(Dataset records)
(begin)

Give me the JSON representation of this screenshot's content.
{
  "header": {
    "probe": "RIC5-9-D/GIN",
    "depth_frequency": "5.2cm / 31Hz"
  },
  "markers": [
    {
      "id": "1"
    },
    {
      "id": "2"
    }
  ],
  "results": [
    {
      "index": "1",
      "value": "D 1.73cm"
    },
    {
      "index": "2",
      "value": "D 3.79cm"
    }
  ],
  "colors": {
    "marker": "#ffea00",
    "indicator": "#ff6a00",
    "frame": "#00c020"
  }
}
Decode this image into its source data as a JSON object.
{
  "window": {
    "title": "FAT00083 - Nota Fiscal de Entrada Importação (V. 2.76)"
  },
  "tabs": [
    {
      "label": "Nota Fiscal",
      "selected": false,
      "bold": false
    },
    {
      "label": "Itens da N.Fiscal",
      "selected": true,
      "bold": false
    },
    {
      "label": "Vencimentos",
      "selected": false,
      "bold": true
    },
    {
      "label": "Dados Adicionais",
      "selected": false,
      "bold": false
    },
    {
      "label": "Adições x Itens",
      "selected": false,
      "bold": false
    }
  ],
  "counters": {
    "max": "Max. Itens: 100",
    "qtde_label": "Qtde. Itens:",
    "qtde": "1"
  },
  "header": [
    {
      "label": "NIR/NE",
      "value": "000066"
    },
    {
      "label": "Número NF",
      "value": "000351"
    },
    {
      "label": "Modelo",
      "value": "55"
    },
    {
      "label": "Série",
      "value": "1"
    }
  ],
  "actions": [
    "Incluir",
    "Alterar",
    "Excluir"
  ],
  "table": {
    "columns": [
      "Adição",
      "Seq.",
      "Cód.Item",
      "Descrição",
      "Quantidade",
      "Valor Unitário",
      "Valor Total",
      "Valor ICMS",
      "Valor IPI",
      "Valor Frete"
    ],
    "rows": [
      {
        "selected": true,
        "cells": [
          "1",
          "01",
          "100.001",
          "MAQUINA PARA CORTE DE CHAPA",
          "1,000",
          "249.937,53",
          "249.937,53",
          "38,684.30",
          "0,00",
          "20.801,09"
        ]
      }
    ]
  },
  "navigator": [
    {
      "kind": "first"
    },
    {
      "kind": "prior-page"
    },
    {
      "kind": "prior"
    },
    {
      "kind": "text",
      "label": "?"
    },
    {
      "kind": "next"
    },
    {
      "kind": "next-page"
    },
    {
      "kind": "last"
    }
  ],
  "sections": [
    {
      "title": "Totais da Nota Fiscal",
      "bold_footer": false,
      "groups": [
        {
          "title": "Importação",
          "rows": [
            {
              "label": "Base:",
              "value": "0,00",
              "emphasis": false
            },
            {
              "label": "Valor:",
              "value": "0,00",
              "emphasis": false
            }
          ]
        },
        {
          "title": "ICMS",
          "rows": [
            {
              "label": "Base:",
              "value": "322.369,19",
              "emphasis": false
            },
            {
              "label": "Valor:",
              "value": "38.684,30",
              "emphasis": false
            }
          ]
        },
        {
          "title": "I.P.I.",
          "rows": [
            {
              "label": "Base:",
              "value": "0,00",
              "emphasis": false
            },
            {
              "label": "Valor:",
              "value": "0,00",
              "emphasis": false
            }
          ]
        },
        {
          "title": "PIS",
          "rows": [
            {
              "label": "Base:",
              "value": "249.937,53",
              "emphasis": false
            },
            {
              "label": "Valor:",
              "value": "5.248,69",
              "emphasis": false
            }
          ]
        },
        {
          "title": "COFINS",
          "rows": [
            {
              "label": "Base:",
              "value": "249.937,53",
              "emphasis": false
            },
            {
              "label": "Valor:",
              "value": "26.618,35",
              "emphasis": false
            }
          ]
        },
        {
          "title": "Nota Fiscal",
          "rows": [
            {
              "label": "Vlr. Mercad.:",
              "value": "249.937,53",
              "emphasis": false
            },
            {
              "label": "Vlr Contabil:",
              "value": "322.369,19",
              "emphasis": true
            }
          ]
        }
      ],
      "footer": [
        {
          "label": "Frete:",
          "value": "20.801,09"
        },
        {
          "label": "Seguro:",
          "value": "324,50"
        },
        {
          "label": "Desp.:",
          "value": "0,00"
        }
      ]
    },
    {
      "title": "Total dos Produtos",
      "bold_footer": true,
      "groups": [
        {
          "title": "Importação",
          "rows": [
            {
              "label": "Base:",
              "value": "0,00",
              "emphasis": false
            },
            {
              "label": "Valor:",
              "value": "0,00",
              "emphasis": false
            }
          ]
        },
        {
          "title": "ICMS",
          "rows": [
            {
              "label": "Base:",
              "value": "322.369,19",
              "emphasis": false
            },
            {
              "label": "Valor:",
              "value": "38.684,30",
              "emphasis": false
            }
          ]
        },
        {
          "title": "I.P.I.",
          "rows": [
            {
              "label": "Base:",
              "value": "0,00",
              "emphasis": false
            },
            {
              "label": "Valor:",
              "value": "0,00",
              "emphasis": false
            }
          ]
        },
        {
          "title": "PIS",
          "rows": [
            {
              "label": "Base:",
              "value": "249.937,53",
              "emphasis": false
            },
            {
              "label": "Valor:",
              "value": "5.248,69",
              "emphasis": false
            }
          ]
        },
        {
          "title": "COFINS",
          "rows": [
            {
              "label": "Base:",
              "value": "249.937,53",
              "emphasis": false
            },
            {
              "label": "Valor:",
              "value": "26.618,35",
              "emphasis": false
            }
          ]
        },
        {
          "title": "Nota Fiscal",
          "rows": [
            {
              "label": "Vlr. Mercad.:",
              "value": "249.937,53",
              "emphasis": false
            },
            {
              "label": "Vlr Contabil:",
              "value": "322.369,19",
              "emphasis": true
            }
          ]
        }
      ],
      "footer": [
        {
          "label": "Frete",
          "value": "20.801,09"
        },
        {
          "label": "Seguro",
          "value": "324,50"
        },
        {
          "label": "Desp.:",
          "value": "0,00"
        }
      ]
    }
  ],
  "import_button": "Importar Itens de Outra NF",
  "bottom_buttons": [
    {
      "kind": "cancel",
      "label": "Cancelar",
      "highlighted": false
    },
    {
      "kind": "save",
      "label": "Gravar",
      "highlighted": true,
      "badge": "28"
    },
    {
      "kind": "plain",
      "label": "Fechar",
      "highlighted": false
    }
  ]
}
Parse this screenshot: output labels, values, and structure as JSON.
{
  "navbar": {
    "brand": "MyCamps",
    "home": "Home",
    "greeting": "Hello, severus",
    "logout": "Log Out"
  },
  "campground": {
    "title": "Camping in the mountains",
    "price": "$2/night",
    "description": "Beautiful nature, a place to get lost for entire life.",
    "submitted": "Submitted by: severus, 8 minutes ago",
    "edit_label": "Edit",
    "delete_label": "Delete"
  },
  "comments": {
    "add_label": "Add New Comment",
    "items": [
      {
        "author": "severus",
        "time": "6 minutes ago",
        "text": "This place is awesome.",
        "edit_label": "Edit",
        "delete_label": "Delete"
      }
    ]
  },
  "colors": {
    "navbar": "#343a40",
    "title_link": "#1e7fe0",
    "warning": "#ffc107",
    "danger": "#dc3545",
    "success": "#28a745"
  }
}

(end)

Repeat the lines above exactly.

Give me the JSON representation of this screenshot's content.
{
  "header": {
    "probe": "RIC5-9-D/GIN",
    "depth_frequency": "5.2cm / 31Hz"
  },
  "markers": [
    {
      "id": "1"
    },
    {
      "id": "2"
    }
  ],
  "results": [
    {
      "index": "1",
      "value": "D 1.73cm"
    },
    {
      "index": "2",
      "value": "D 3.79cm"
    }
  ],
  "colors": {
    "marker": "#ffea00",
    "indicator": "#ff6a00",
    "frame": "#00c020"
  }
}
Decode this image into its source data as a JSON object.
{
  "window": {
    "title": "FAT00083 - Nota Fiscal de Entrada Importação (V. 2.76)"
  },
  "tabs": [
    {
      "label": "Nota Fiscal",
      "selected": false,
      "bold": false
    },
    {
      "label": "Itens da N.Fiscal",
      "selected": true,
      "bold": false
    },
    {
      "label": "Vencimentos",
      "selected": false,
      "bold": true
    },
    {
      "label": "Dados Adicionais",
      "selected": false,
      "bold": false
    },
    {
      "label": "Adições x Itens",
      "selected": false,
      "bold": false
    }
  ],
  "counters": {
    "max": "Max. Itens: 100",
    "qtde_label": "Qtde. Itens:",
    "qtde": "1"
  },
  "header": [
    {
      "label": "NIR/NE",
      "value": "000066"
    },
    {
      "label": "Número NF",
      "value": "000351"
    },
    {
      "label": "Modelo",
      "value": "55"
    },
    {
      "label": "Série",
      "value": "1"
    }
  ],
  "actions": [
    "Incluir",
    "Alterar",
    "Excluir"
  ],
  "table": {
    "columns": [
      "Adição",
      "Seq.",
      "Cód.Item",
      "Descrição",
      "Quantidade",
      "Valor Unitário",
      "Valor Total",
      "Valor ICMS",
      "Valor IPI",
      "Valor Frete"
    ],
    "rows": [
      {
        "selected": true,
        "cells": [
          "1",
          "01",
          "100.001",
          "MAQUINA PARA CORTE DE CHAPA",
          "1,000",
          "249.937,53",
          "249.937,53",
          "38,684.30",
          "0,00",
          "20.801,09"
        ]
      }
    ]
  },
  "navigator": [
    {
      "kind": "first"
    },
    {
      "kind": "prior-page"
    },
    {
      "kind": "prior"
    },
    {
      "kind": "text",
      "label": "?"
    },
    {
      "kind": "next"
    },
    {
      "kind": "next-page"
    },
    {
      "kind": "last"
    }
  ],
  "sections": [
    {
      "title": "Totais da Nota Fiscal",
      "bold_footer": false,
      "groups": [
        {
          "title": "Importação",
          "rows": [
            {
              "label": "Base:",
              "value": "0,00",
              "emphasis": false
            },
            {
              "label": "Valor:",
              "value": "0,00",
              "emphasis": false
            }
          ]
        },
        {
          "title": "ICMS",
          "rows": [
            {
              "label": "Base:",
              "value": "322.369,19",
              "emphasis": false
            },
            {
              "label": "Valor:",
              "value": "38.684,30",
              "emphasis": false
            }
          ]
        },
        {
          "title": "I.P.I.",
          "rows": [
            {
              "label": "Base:",
              "value": "0,00",
              "emphasis": false
            },
            {
              "label": "Valor:",
              "value": "0,00",
              "emphasis": false
            }
          ]
        },
        {
          "title": "PIS",
          "rows": [
            {
              "label": "Base:",
              "value": "249.937,53",
              "emphasis": false
            },
            {
              "label": "Valor:",
              "value": "5.248,69",
              "emphasis": false
            }
          ]
        },
        {
          "title": "COFINS",
          "rows": [
            {
              "label": "Base:",
              "value": "249.937,53",
              "emphasis": false
            },
            {
              "label": "Valor:",
              "value": "26.618,35",
              "emphasis": false
            }
          ]
        },
        {
          "title": "Nota Fiscal",
          "rows": [
            {
              "label": "Vlr. Mercad.:",
              "value": "249.937,53",
              "emphasis": false
            },
            {
              "label": "Vlr Contabil:",
              "value": "322.369,19",
              "emphasis": true
            }
          ]
        }
      ],
      "footer": [
        {
          "label": "Frete:",
          "value": "20.801,09"
        },
        {
          "label": "Seguro:",
          "value": "324,50"
        },
        {
          "label": "Desp.:",
          "value": "0,00"
        }
      ]
    },
    {
      "title": "Total dos Produtos",
      "bold_footer": true,
      "groups": [
        {
          "title": "Importação",
          "rows": [
            {
              "label": "Base:",
              "value": "0,00",
              "emphasis": false
            },
            {
              "label": "Valor:",
              "value": "0,00",
              "emphasis": false
            }
          ]
        },
        {
          "title": "ICMS",
          "rows": [
            {
              "label": "Base:",
              "value": "322.369,19",
              "emphasis": false
            },
            {
              "label": "Valor:",
              "value": "38.684,30",
              "emphasis": false
            }
          ]
        },
        {
          "title": "I.P.I.",
          "rows": [
            {
              "label": "Base:",
              "value": "0,00",
              "emphasis": false
            },
            {
              "label": "Valor:",
              "value": "0,00",
              "emphasis": false
            }
          ]
        },
        {
          "title": "PIS",
          "rows": [
            {
              "label": "Base:",
              "value": "249.937,53",
              "emphasis": false
            },
            {
              "label": "Valor:",
              "value": "5.248,69",
              "emphasis": false
            }
          ]
        },
        {
          "title": "COFINS",
          "rows": [
            {
              "label": "Base:",
              "value": "249.937,53",
              "emphasis": false
            },
            {
              "label": "Valor:",
              "value": "26.618,35",
              "emphasis": false
            }
          ]
        },
        {
          "title": "Nota Fiscal",
          "rows": [
            {
              "label": "Vlr. Mercad.:",
              "value": "249.937,53",
              "emphasis": false
            },
            {
              "label": "Vlr Contabil:",
              "value": "322.369,19",
              "emphasis": true
            }
          ]
        }
      ],
      "footer": [
        {
          "label": "Frete",
          "value": "20.801,09"
        },
        {
          "label": "Seguro",
          "value": "324,50"
        },
        {
          "label": "Desp.:",
          "value": "0,00"
        }
      ]
    }
  ],
  "import_button": "Importar Itens de Outra NF",
  "bottom_buttons": [
    {
      "kind": "cancel",
      "label": "Cancelar",
      "highlighted": false
    },
    {
      "kind": "save",
      "label": "Gravar",
      "highlighted": true,
      "badge": "28"
    },
    {
      "kind": "plain",
      "label": "Fechar",
      "highlighted": false
    }
  ]
}
Parse this screenshot: output labels, values, and structure as JSON.
{
  "navbar": {
    "brand": "MyCamps",
    "home": "Home",
    "greeting": "Hello, severus",
    "logout": "Log Out"
  },
  "campground": {
    "title": "Camping in the mountains",
    "price": "$2/night",
    "description": "Beautiful nature, a place to get lost for entire life.",
    "submitted": "Submitted by: severus, 8 minutes ago",
    "edit_label": "Edit",
    "delete_label": "Delete"
  },
  "comments": {
    "add_label": "Add New Comment",
    "items": [
      {
        "author": "severus",
        "time": "6 minutes ago",
        "text": "This place is awesome.",
        "edit_label": "Edit",
        "delete_label": "Delete"
      }
    ]
  },
  "colors": {
    "navbar": "#343a40",
    "title_link": "#1e7fe0",
    "warning": "#ffc107",
    "danger": "#dc3545",
    "success": "#28a745"
  }
}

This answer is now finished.